-- start --
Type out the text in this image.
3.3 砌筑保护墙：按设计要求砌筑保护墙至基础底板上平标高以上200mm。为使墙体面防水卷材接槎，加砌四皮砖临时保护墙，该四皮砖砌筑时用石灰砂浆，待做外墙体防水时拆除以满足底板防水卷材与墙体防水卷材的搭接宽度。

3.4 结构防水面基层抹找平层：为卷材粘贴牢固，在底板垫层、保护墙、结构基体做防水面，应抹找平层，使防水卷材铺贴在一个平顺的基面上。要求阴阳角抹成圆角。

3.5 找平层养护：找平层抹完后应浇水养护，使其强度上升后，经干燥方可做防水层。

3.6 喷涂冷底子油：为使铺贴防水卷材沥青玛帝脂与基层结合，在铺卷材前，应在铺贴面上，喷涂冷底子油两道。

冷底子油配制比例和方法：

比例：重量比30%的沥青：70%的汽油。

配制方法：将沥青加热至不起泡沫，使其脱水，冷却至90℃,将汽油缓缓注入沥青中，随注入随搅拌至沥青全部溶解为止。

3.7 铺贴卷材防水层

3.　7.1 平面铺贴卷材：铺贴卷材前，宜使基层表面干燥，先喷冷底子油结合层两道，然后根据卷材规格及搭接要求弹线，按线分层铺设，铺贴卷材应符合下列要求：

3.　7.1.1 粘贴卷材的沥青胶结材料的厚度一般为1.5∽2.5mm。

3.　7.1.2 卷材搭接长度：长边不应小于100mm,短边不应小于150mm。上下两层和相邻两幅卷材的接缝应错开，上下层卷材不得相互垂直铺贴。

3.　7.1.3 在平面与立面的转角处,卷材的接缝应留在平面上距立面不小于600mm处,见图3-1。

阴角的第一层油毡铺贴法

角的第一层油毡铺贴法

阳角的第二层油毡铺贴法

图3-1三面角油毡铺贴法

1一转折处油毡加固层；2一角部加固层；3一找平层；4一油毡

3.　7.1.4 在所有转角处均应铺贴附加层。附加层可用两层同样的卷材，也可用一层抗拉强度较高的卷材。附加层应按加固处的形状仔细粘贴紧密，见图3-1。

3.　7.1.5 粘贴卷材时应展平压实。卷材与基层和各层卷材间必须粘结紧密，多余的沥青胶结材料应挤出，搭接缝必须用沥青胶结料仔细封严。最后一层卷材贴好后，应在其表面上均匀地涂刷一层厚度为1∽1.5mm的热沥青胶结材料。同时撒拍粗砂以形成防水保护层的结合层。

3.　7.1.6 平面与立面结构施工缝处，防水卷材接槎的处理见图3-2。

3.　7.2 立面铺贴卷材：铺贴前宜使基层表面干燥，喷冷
-- end --
● Given instruction
Write out the material exactly as given.

● Complete answer
Type out the text in this image.
3.3 砌筑保护墙：按设计要求砌筑保护墙至基础底板上平标高以上200mm。为使墙体面防水卷材接槎，加砌四皮砖临时保护墙，该四皮砖砌筑时用石灰砂浆，待做外墙体防水时拆除以满足底板防水卷材与墙体防水卷材的搭接宽度。

3.4 结构防水面基层抹找平层：为卷材粘贴牢固，在底板垫层、保护墙、结构基体做防水面，应抹找平层，使防水卷材铺贴在一个平顺的基面上。要求阴阳角抹成圆角。

3.5 找平层养护：找平层抹完后应浇水养护，使其强度上升后，经干燥方可做防水层。

3.6 喷涂冷底子油：为使铺贴防水卷材沥青玛帝脂与基层结合，在铺卷材前，应在铺贴面上，喷涂冷底子油两道。

冷底子油配制比例和方法：

比例：重量比30%的沥青：70%的汽油。

配制方法：将沥青加热至不起泡沫，使其脱水，冷却至90℃,将汽油缓缓注入沥青中，随注入随搅拌至沥青全部溶解为止。

3.7 铺贴卷材防水层

3.　7.1 平面铺贴卷材：铺贴卷材前，宜使基层表面干燥，先喷冷底子油结合层两道，然后根据卷材规格及搭接要求弹线，按线分层铺设，铺贴卷材应符合下列要求：

3.　7.1.1 粘贴卷材的沥青胶结材料的厚度一般为1.5∽2.5mm。

3.　7.1.2 卷材搭接长度：长边不应小于100mm,短边不应小于150mm。上下两层和相邻两幅卷材的接缝应错开，上下层卷材不得相互垂直铺贴。

3.　7.1.3 在平面与立面的转角处,卷材的接缝应留在平面上距立面不小于600mm处,见图3-1。

阴角的第一层油毡铺贴法

角的第一层油毡铺贴法

阳角的第二层油毡铺贴法

图3-1三面角油毡铺贴法

1一转折处油毡加固层；2一角部加固层；3一找平层；4一油毡

3.　7.1.4 在所有转角处均应铺贴附加层。附加层可用两层同样的卷材，也可用一层抗拉强度较高的卷材。附加层应按加固处的形状仔细粘贴紧密，见图3-1。

3.　7.1.5 粘贴卷材时应展平压实。卷材与基层和各层卷材间必须粘结紧密，多余的沥青胶结材料应挤出，搭接缝必须用沥青胶结料仔细封严。最后一层卷材贴好后，应在其表面上均匀地涂刷一层厚度为1∽1.5mm的热沥青胶结材料。同时撒拍粗砂以形成防水保护层的结合层。

3.　7.1.6 平面与立面结构施工缝处，防水卷材接槎的处理见图3-2。

3.　7.2 立面铺贴卷材：铺贴前宜使基层表面干燥，喷冷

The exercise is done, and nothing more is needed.